:: MATERIAL ::
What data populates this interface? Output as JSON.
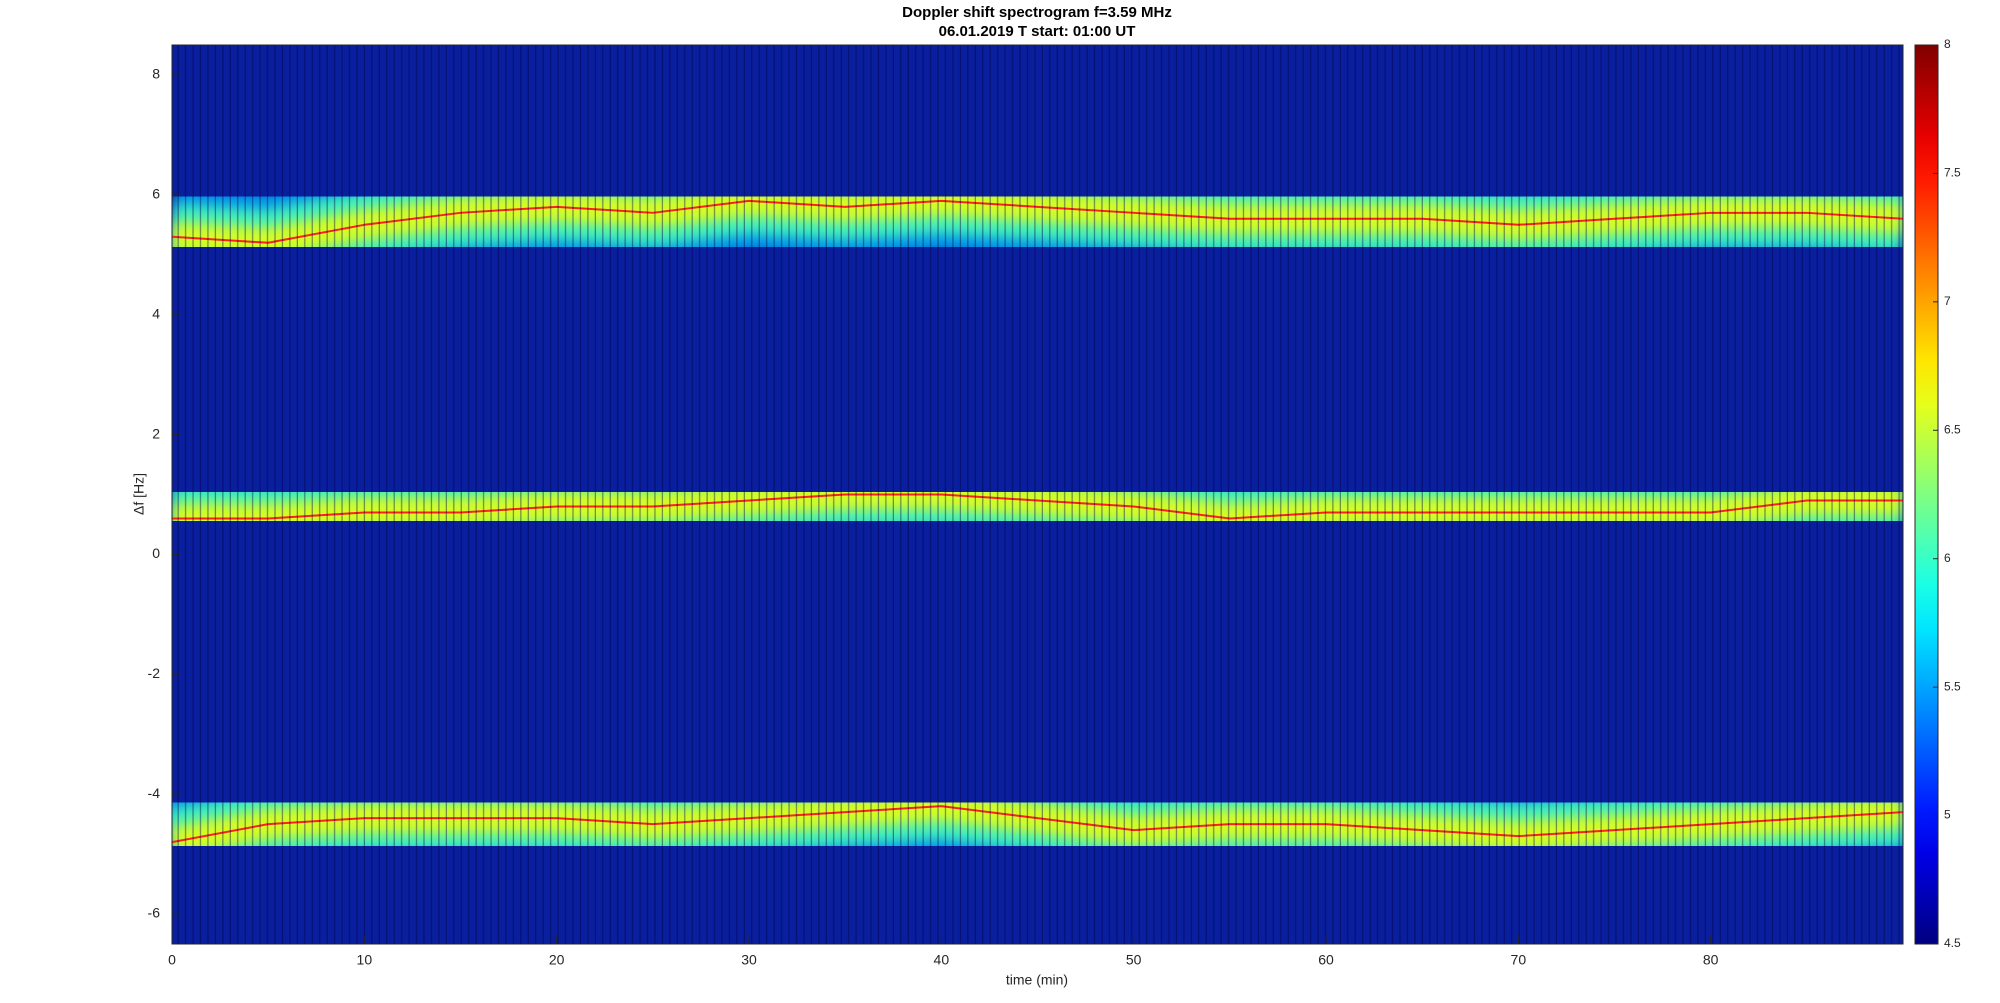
{
  "chart_data": {
    "type": "spectrogram",
    "title": "Doppler shift spectrogram f=3.59 MHz",
    "subtitle": "06.01.2019    T start: 01:00 UT",
    "xlabel": "time (min)",
    "ylabel": "Δf [Hz]",
    "xlim": [
      0,
      90
    ],
    "xticks": [
      0,
      10,
      20,
      30,
      40,
      50,
      60,
      70,
      80
    ],
    "ylim": [
      -6.5,
      8.5
    ],
    "yticks": [
      -6,
      -4,
      -2,
      0,
      2,
      4,
      6,
      8
    ],
    "colormap": "jet",
    "clim": [
      4.5,
      8
    ],
    "cticks": [
      4.5,
      5,
      5.5,
      6,
      6.5,
      7,
      7.5,
      8
    ],
    "x": [
      0,
      5,
      10,
      15,
      20,
      25,
      30,
      35,
      40,
      45,
      50,
      55,
      60,
      65,
      70,
      75,
      80,
      85,
      90
    ],
    "series": [
      {
        "color": "#ff2020",
        "values": [
          5.3,
          5.2,
          5.5,
          5.7,
          5.8,
          5.7,
          5.9,
          5.8,
          5.9,
          5.8,
          5.7,
          5.6,
          5.6,
          5.6,
          5.5,
          5.6,
          5.7,
          5.7,
          5.6
        ]
      },
      {
        "color": "#ff2020",
        "values": [
          0.6,
          0.6,
          0.7,
          0.7,
          0.8,
          0.8,
          0.9,
          1.0,
          1.0,
          0.9,
          0.8,
          0.6,
          0.7,
          0.7,
          0.7,
          0.7,
          0.7,
          0.9,
          0.9
        ]
      },
      {
        "color": "#ff2020",
        "values": [
          -4.8,
          -4.5,
          -4.4,
          -4.4,
          -4.4,
          -4.5,
          -4.4,
          -4.3,
          -4.2,
          -4.4,
          -4.6,
          -4.5,
          -4.5,
          -4.6,
          -4.7,
          -4.6,
          -4.5,
          -4.4,
          -4.3
        ]
      }
    ]
  }
}
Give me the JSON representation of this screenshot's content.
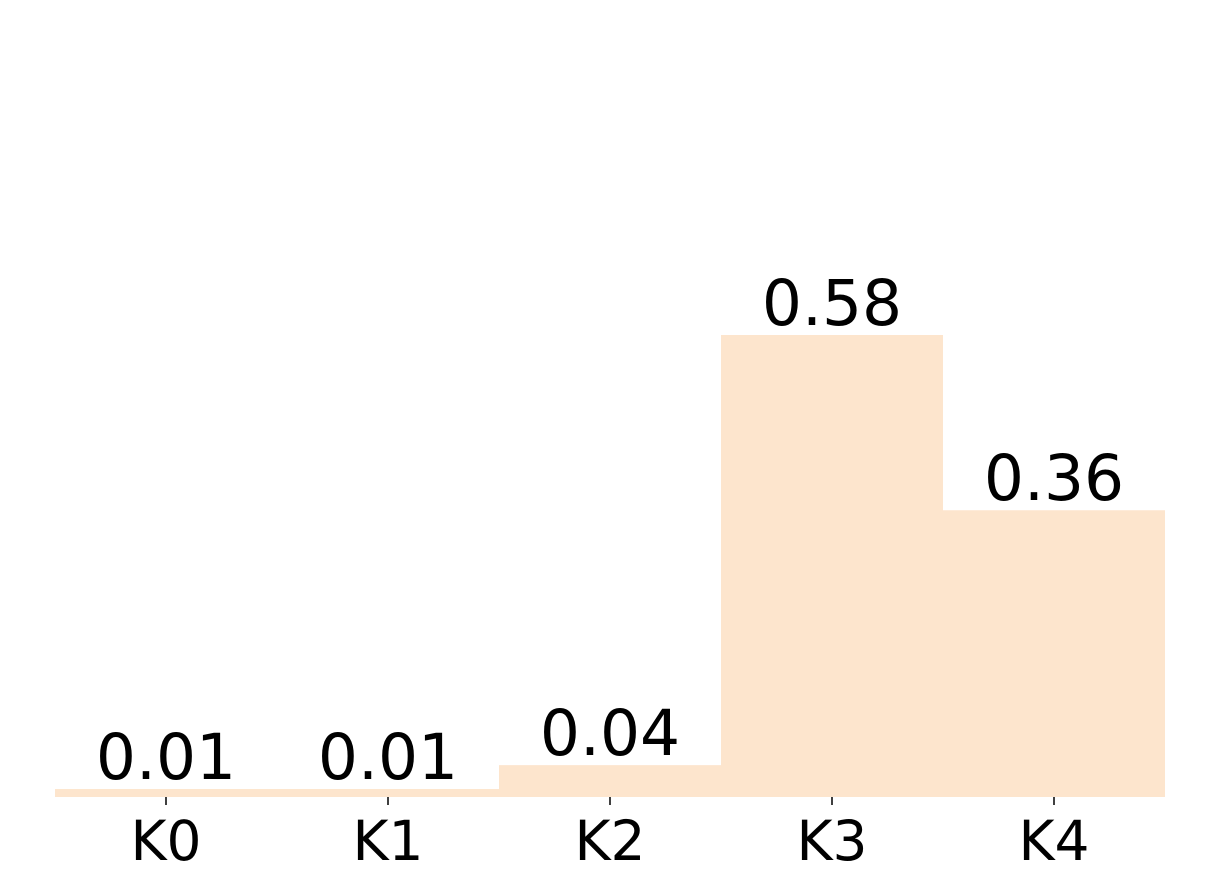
{
  "chart_data": {
    "type": "bar",
    "categories": [
      "K0",
      "K1",
      "K2",
      "K3",
      "K4"
    ],
    "values": [
      0.01,
      0.01,
      0.04,
      0.58,
      0.36
    ],
    "value_labels": [
      "0.01",
      "0.01",
      "0.04",
      "0.58",
      "0.36"
    ],
    "bar_color": "#fde5cd",
    "title": "",
    "xlabel": "",
    "ylabel": "",
    "ylim": [
      0,
      0.58
    ],
    "grid": false,
    "legend": "none",
    "y_axis_visible": false
  }
}
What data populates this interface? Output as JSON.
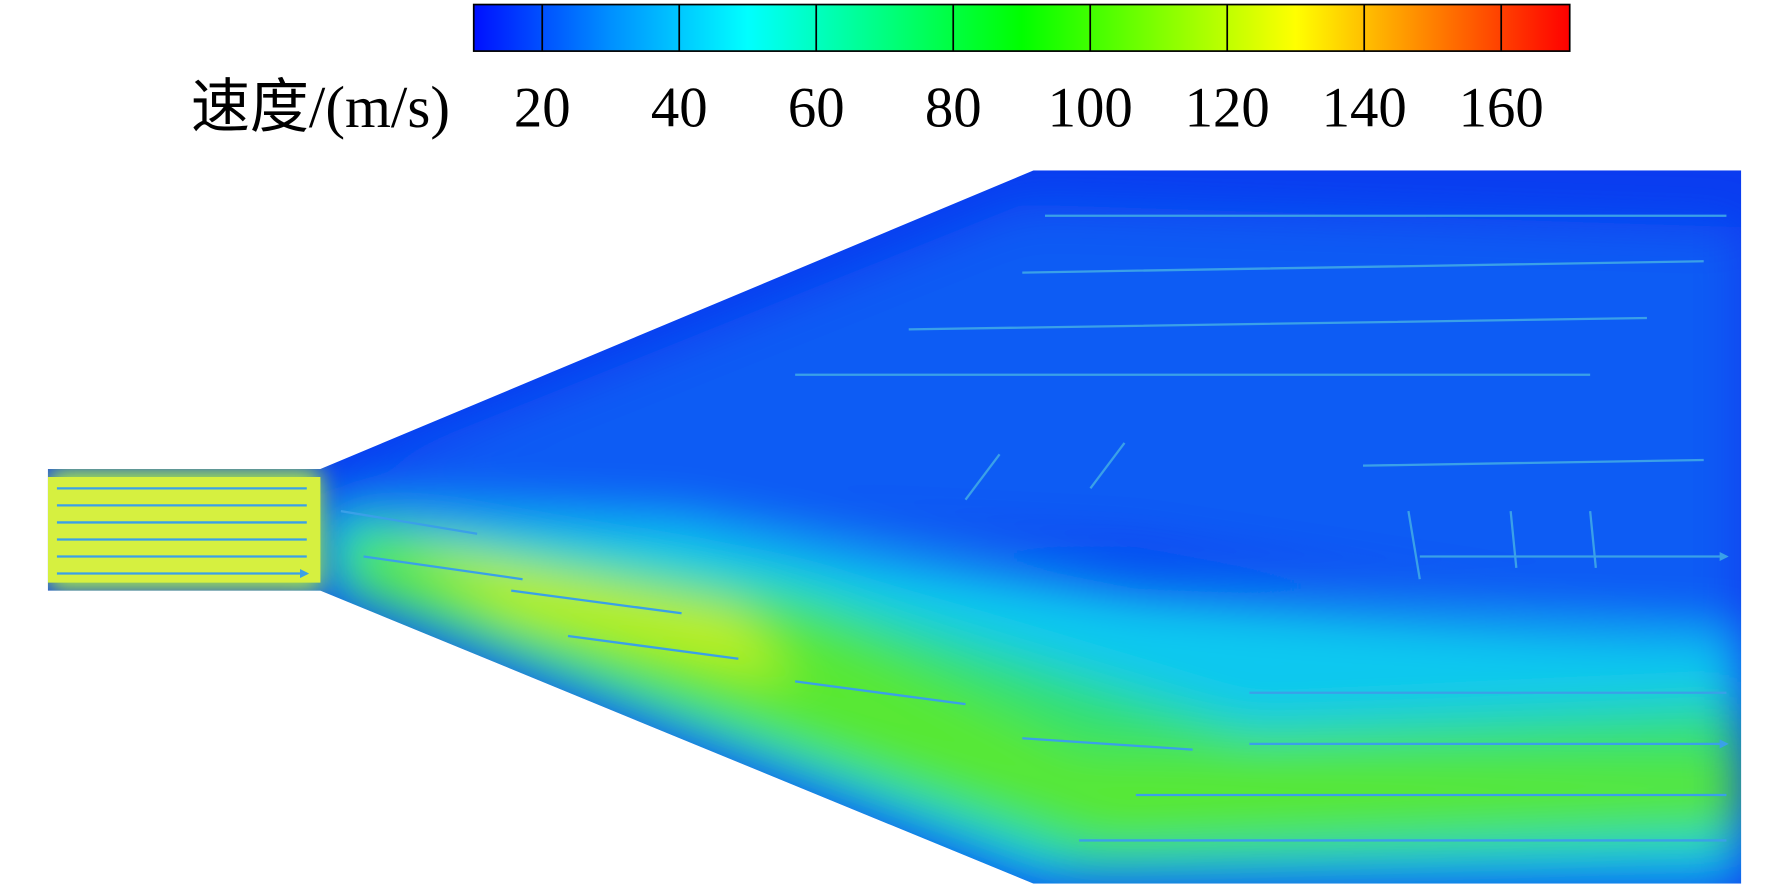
{
  "chart_data": {
    "type": "colorbar",
    "colorbar_label": "速度/(m/s)",
    "clim": [
      10,
      170
    ],
    "ticks": [
      20,
      40,
      60,
      80,
      100,
      120,
      140,
      160
    ],
    "colormap": [
      "#0010ff",
      "#0090ff",
      "#00ffff",
      "#00ff80",
      "#00ff00",
      "#80ff00",
      "#ffff00",
      "#ff8000",
      "#ff0000"
    ]
  }
}
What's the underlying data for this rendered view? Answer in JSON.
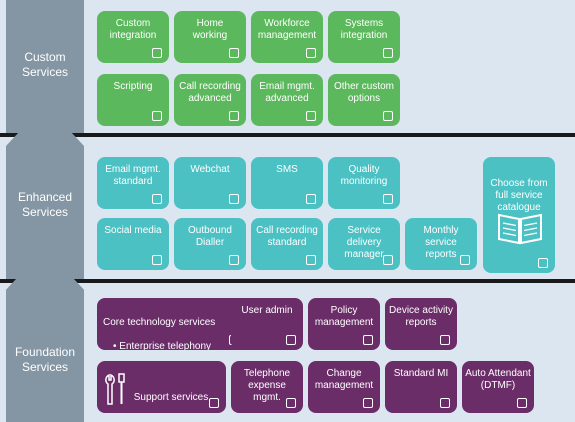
{
  "tiers": {
    "custom": "Custom\nServices",
    "enhanced": "Enhanced\nServices",
    "foundation": "Foundation\nServices"
  },
  "custom": {
    "custom_integration": "Custom\nintegration",
    "home_working": "Home\nworking",
    "workforce_management": "Workforce\nmanagement",
    "systems_integration": "Systems\nintegration",
    "scripting": "Scripting",
    "call_recording_advanced": "Call recording\nadvanced",
    "email_mgmt_advanced": "Email mgmt.\nadvanced",
    "other_custom_options": "Other custom\noptions"
  },
  "enhanced": {
    "email_mgmt_standard": "Email mgmt.\nstandard",
    "webchat": "Webchat",
    "sms": "SMS",
    "quality_monitoring": "Quality\nmonitoring",
    "social_media": "Social media",
    "outbound_dialler": "Outbound\nDialler",
    "call_recording_standard": "Call recording\nstandard",
    "service_delivery_manager": "Service delivery\nmanager",
    "monthly_service_reports": "Monthly service\nreports",
    "choose_catalogue": "Choose from\nfull service\ncatalogue"
  },
  "foundation": {
    "core_title": "Core  technology services",
    "core_bullet": "•    Enterprise telephony",
    "user_admin": "User admin",
    "policy_management": "Policy\nmanagement",
    "device_activity_reports": "Device activity\nreports",
    "support_services": "Support services",
    "telephone_expense_mgmt": "Telephone\nexpense mgmt.",
    "change_management": "Change\nmanagement",
    "standard_mi": "Standard MI",
    "auto_attendant": "Auto Attendant\n(DTMF)"
  },
  "colors": {
    "custom_tile": "#5cb85c",
    "enhanced_tile": "#4bc1c4",
    "foundation_tile": "#6b2d68",
    "arrow": "#8496a3",
    "band": "#dce6f1"
  }
}
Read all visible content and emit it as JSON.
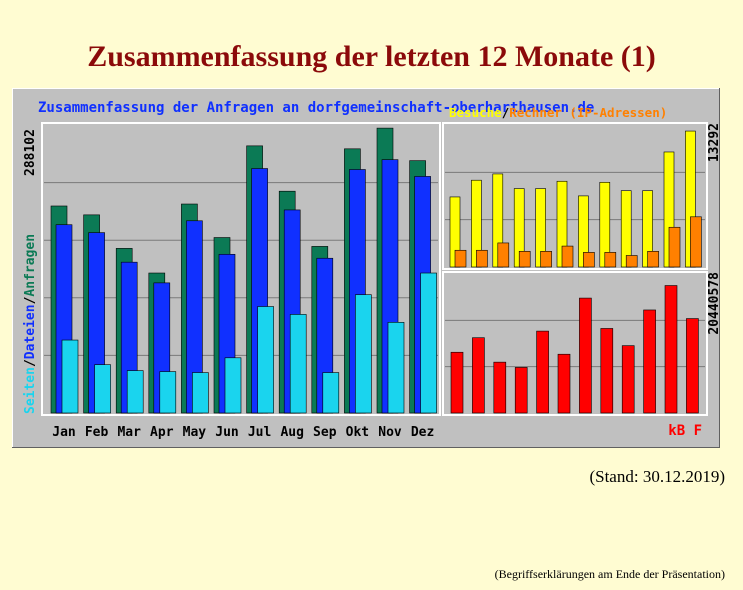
{
  "page": {
    "title": "Zusammenfassung  der letzten 12 Monate (1)",
    "stand": "(Stand: 30.12.2019)",
    "footnote": "(Begriffserklärungen am Ende der Präsentation)"
  },
  "colors": {
    "anfragen": "#0b7a55",
    "dateien": "#1030ff",
    "seiten": "#1ad4ee",
    "besuche": "#ffff00",
    "rechner": "#ff8000",
    "kb": "#ff0000",
    "title_blue": "#1030ff"
  },
  "chart_data": [
    {
      "type": "bar",
      "title": "Zusammenfassung der Anfragen an dorfgemeinschaft-oberharthausen.de",
      "categories": [
        "Jan",
        "Feb",
        "Mar",
        "Apr",
        "May",
        "Jun",
        "Jul",
        "Aug",
        "Sep",
        "Okt",
        "Nov",
        "Dez"
      ],
      "y_max_label": "288102",
      "ylim": [
        0,
        288102
      ],
      "grid": true,
      "legend": [
        "Seiten",
        "Dateien",
        "Anfragen"
      ],
      "legend_separator": "/",
      "series": [
        {
          "name": "Anfragen",
          "values": [
            210000,
            201000,
            167000,
            142000,
            212000,
            178000,
            271000,
            225000,
            169000,
            268000,
            289000,
            256000
          ]
        },
        {
          "name": "Dateien",
          "values": [
            191000,
            183000,
            153000,
            132000,
            195000,
            161000,
            248000,
            206000,
            157000,
            247000,
            257000,
            240000
          ]
        },
        {
          "name": "Seiten",
          "values": [
            74000,
            49000,
            43000,
            42000,
            41000,
            56000,
            108000,
            100000,
            41000,
            120000,
            92000,
            142000
          ]
        }
      ]
    },
    {
      "type": "bar",
      "title": "Besuche / Rechner (IP-Adressen)",
      "title_parts": [
        "Besuche",
        "/",
        "Rechner (IP-Adressen)"
      ],
      "categories": [
        "Jan",
        "Feb",
        "Mar",
        "Apr",
        "May",
        "Jun",
        "Jul",
        "Aug",
        "Sep",
        "Okt",
        "Nov",
        "Dez"
      ],
      "y_max_label": "13292",
      "ylim": [
        0,
        13292
      ],
      "grid": true,
      "series": [
        {
          "name": "Besuche",
          "values": [
            6700,
            8300,
            8900,
            7500,
            7500,
            8200,
            6800,
            8100,
            7300,
            7300,
            11000,
            13000
          ]
        },
        {
          "name": "Rechner (IP-Adressen)",
          "values": [
            1600,
            1600,
            2300,
            1500,
            1500,
            2000,
            1400,
            1400,
            1100,
            1500,
            3800,
            4800
          ]
        }
      ]
    },
    {
      "type": "bar",
      "categories": [
        "Jan",
        "Feb",
        "Mar",
        "Apr",
        "May",
        "Jun",
        "Jul",
        "Aug",
        "Sep",
        "Okt",
        "Nov",
        "Dez"
      ],
      "y_max_label": "20440578",
      "ylim": [
        0,
        20440578
      ],
      "grid": true,
      "unit_label": "kB F",
      "series": [
        {
          "name": "kB F",
          "values": [
            9200000,
            11400000,
            7700000,
            6900000,
            12400000,
            8900000,
            17400000,
            12800000,
            10200000,
            15600000,
            19300000,
            14300000
          ]
        }
      ]
    }
  ]
}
:::
▶ **AIM OF THE EXERCISE**
Which lines contain the word "Zusammenfassung"? Copy each of them.

▶ **FINAL RESULT**
    "title": "Zusammenfassung  der letzten 12 Monate (1)",
      "title": "Zusammenfassung der Anfragen an dorfgemeinschaft-oberharthausen.de",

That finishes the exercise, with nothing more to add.